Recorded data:

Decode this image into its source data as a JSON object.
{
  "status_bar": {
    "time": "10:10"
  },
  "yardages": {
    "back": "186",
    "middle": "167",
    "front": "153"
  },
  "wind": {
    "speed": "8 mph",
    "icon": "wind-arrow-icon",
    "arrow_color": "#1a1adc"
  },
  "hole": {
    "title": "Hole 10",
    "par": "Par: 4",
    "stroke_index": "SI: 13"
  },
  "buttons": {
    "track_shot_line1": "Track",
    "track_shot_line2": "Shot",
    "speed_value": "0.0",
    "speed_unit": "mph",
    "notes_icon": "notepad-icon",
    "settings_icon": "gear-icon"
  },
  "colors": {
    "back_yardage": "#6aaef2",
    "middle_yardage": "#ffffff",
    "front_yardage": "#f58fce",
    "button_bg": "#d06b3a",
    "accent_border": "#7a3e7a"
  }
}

TASK:
Reproduce each entry exactly, leaving out nothing.

FULL RESPONSE:
Decode this image into its source data as a JSON object.
{
  "status_bar": {
    "time": "10:10"
  },
  "yardages": {
    "back": "186",
    "middle": "167",
    "front": "153"
  },
  "wind": {
    "speed": "8 mph",
    "icon": "wind-arrow-icon",
    "arrow_color": "#1a1adc"
  },
  "hole": {
    "title": "Hole 10",
    "par": "Par: 4",
    "stroke_index": "SI: 13"
  },
  "buttons": {
    "track_shot_line1": "Track",
    "track_shot_line2": "Shot",
    "speed_value": "0.0",
    "speed_unit": "mph",
    "notes_icon": "notepad-icon",
    "settings_icon": "gear-icon"
  },
  "colors": {
    "back_yardage": "#6aaef2",
    "middle_yardage": "#ffffff",
    "front_yardage": "#f58fce",
    "button_bg": "#d06b3a",
    "accent_border": "#7a3e7a"
  }
}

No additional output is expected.